(Extracted data entries)
↓↓↓

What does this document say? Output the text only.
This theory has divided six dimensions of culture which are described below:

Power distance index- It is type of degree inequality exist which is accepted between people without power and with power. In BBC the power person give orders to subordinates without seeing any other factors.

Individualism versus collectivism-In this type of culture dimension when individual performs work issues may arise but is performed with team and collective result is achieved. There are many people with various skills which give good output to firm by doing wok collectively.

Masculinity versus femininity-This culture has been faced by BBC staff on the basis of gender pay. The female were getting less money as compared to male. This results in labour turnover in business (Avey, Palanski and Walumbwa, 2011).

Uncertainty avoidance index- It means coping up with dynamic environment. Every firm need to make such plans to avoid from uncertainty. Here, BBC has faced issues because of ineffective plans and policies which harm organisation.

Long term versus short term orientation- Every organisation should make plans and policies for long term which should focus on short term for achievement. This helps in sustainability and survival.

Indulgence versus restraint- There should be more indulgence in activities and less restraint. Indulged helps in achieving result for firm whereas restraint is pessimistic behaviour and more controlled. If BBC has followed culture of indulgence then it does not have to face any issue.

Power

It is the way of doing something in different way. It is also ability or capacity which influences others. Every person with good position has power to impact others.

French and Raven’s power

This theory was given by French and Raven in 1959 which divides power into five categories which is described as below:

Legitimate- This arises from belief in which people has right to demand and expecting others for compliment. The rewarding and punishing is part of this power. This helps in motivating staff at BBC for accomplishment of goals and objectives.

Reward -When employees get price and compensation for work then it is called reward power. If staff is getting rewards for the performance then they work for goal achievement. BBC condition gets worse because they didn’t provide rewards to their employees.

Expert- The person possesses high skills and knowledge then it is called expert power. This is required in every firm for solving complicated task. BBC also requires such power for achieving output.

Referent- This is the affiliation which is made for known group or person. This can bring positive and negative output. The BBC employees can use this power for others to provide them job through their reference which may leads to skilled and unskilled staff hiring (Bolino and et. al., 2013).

↑↑↑
↓↓↓

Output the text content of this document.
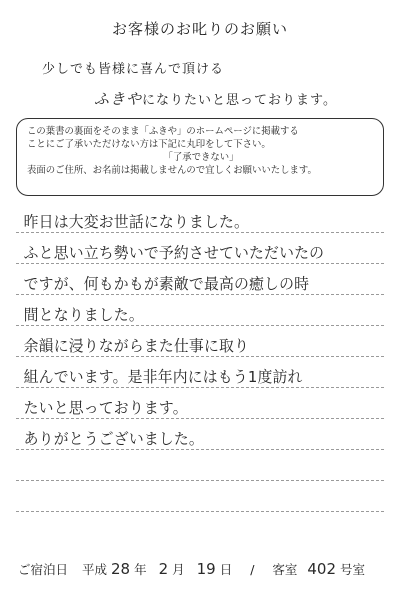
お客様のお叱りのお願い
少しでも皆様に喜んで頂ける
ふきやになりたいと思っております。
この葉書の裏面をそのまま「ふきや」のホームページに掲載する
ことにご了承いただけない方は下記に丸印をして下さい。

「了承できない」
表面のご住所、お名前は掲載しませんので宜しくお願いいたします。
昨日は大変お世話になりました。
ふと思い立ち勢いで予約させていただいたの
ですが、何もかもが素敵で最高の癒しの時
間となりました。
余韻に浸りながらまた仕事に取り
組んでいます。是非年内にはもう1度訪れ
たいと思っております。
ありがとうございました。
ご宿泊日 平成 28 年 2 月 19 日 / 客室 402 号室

↑↑↑
↓↓↓

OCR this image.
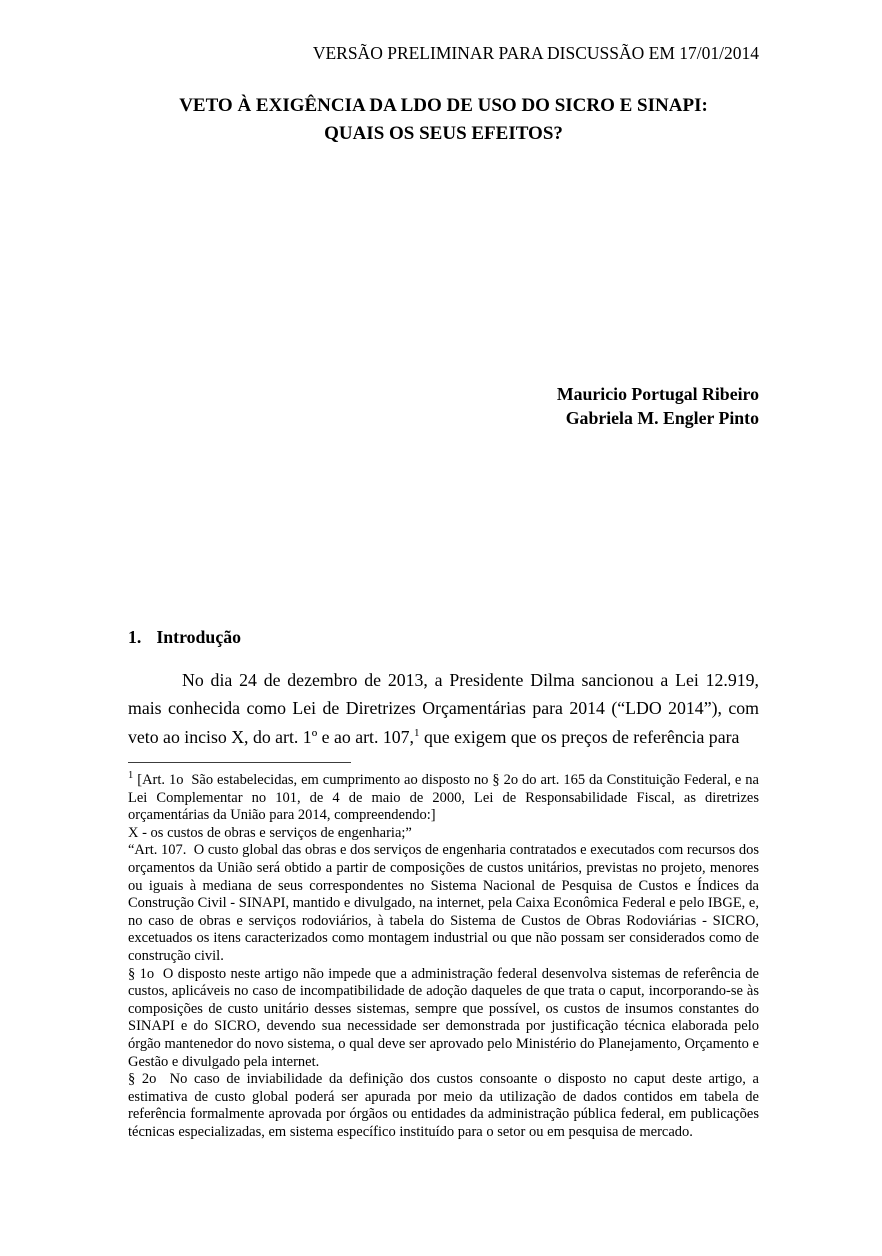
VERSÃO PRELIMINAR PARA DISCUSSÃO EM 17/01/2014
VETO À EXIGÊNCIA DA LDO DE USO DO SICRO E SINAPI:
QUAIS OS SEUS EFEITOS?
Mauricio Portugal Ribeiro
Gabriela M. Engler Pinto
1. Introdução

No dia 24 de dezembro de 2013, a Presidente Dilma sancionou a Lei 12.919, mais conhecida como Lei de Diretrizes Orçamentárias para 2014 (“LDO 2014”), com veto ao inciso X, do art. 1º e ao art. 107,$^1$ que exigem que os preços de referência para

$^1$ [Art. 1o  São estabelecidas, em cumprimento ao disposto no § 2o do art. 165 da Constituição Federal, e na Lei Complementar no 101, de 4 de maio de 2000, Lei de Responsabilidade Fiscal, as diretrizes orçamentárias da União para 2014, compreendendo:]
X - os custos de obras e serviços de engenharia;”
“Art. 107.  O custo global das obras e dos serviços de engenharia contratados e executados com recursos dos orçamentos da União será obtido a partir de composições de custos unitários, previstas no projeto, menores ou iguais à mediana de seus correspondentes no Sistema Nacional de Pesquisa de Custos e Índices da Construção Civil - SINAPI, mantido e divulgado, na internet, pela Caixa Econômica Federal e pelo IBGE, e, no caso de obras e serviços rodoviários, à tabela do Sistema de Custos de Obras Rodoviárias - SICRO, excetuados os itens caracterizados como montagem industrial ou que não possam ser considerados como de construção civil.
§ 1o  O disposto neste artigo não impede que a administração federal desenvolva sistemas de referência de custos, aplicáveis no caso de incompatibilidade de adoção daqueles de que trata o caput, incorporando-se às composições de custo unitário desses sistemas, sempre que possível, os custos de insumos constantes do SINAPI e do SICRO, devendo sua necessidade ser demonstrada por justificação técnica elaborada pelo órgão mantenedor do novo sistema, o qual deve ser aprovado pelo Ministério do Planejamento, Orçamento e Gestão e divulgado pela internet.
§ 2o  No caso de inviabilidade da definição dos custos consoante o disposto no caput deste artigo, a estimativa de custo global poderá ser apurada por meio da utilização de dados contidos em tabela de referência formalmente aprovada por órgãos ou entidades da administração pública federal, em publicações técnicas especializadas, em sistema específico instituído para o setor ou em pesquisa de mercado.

↑↑↑

» **Your objective**:
Gather each line from the entries above that includes the word "below".

» **Solution**:
This theory has divided six dimensions of culture which are described below:
This theory was given by French and Raven in 1959 which divides power into five categories which is described as below:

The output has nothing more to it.